Restate the full set of records exactly, word for word.
[STORED ROWS start]
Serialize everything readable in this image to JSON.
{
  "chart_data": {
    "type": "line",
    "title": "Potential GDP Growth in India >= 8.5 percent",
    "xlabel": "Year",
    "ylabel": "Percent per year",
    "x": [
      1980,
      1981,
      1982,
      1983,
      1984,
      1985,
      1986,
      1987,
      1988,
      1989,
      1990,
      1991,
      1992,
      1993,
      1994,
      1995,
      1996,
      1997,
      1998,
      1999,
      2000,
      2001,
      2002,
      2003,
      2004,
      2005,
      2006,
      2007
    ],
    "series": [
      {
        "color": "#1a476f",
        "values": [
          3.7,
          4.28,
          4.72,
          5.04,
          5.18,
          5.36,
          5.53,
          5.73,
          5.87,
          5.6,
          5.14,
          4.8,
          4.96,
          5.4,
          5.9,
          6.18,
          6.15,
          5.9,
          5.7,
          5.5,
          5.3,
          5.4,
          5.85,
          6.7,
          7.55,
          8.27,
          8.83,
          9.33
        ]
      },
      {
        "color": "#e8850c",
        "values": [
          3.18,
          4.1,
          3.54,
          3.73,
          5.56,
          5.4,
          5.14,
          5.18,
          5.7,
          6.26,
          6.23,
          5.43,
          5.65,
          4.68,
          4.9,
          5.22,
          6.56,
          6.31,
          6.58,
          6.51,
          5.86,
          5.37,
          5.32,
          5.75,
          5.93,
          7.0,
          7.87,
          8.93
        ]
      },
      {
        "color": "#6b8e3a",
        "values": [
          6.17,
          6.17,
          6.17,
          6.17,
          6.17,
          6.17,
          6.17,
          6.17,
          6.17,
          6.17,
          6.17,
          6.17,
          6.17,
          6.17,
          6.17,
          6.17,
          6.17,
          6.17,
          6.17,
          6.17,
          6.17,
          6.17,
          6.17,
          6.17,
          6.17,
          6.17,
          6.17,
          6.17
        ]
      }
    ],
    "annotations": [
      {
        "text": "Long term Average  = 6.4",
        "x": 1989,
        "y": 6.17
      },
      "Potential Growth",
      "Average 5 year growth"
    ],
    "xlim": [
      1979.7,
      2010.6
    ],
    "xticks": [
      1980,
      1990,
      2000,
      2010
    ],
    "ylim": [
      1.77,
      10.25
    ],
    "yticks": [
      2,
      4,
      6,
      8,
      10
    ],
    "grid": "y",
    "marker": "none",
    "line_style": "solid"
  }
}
[STORED ROWS end]
• [SOLUTION TO THE EXERCISE]:
Serialize everything readable in this image to JSON.
{
  "chart_data": {
    "type": "line",
    "title": "Potential GDP Growth in India >= 8.5 percent",
    "xlabel": "Year",
    "ylabel": "Percent per year",
    "x": [
      1980,
      1981,
      1982,
      1983,
      1984,
      1985,
      1986,
      1987,
      1988,
      1989,
      1990,
      1991,
      1992,
      1993,
      1994,
      1995,
      1996,
      1997,
      1998,
      1999,
      2000,
      2001,
      2002,
      2003,
      2004,
      2005,
      2006,
      2007
    ],
    "series": [
      {
        "color": "#1a476f",
        "values": [
          3.7,
          4.28,
          4.72,
          5.04,
          5.18,
          5.36,
          5.53,
          5.73,
          5.87,
          5.6,
          5.14,
          4.8,
          4.96,
          5.4,
          5.9,
          6.18,
          6.15,
          5.9,
          5.7,
          5.5,
          5.3,
          5.4,
          5.85,
          6.7,
          7.55,
          8.27,
          8.83,
          9.33
        ]
      },
      {
        "color": "#e8850c",
        "values": [
          3.18,
          4.1,
          3.54,
          3.73,
          5.56,
          5.4,
          5.14,
          5.18,
          5.7,
          6.26,
          6.23,
          5.43,
          5.65,
          4.68,
          4.9,
          5.22,
          6.56,
          6.31,
          6.58,
          6.51,
          5.86,
          5.37,
          5.32,
          5.75,
          5.93,
          7.0,
          7.87,
          8.93
        ]
      },
      {
        "color": "#6b8e3a",
        "values": [
          6.17,
          6.17,
          6.17,
          6.17,
          6.17,
          6.17,
          6.17,
          6.17,
          6.17,
          6.17,
          6.17,
          6.17,
          6.17,
          6.17,
          6.17,
          6.17,
          6.17,
          6.17,
          6.17,
          6.17,
          6.17,
          6.17,
          6.17,
          6.17,
          6.17,
          6.17,
          6.17,
          6.17
        ]
      }
    ],
    "annotations": [
      {
        "text": "Long term Average  = 6.4",
        "x": 1989,
        "y": 6.17
      },
      "Potential Growth",
      "Average 5 year growth"
    ],
    "xlim": [
      1979.7,
      2010.6
    ],
    "xticks": [
      1980,
      1990,
      2000,
      2010
    ],
    "ylim": [
      1.77,
      10.25
    ],
    "yticks": [
      2,
      4,
      6,
      8,
      10
    ],
    "grid": "y",
    "marker": "none",
    "line_style": "solid"
  }
}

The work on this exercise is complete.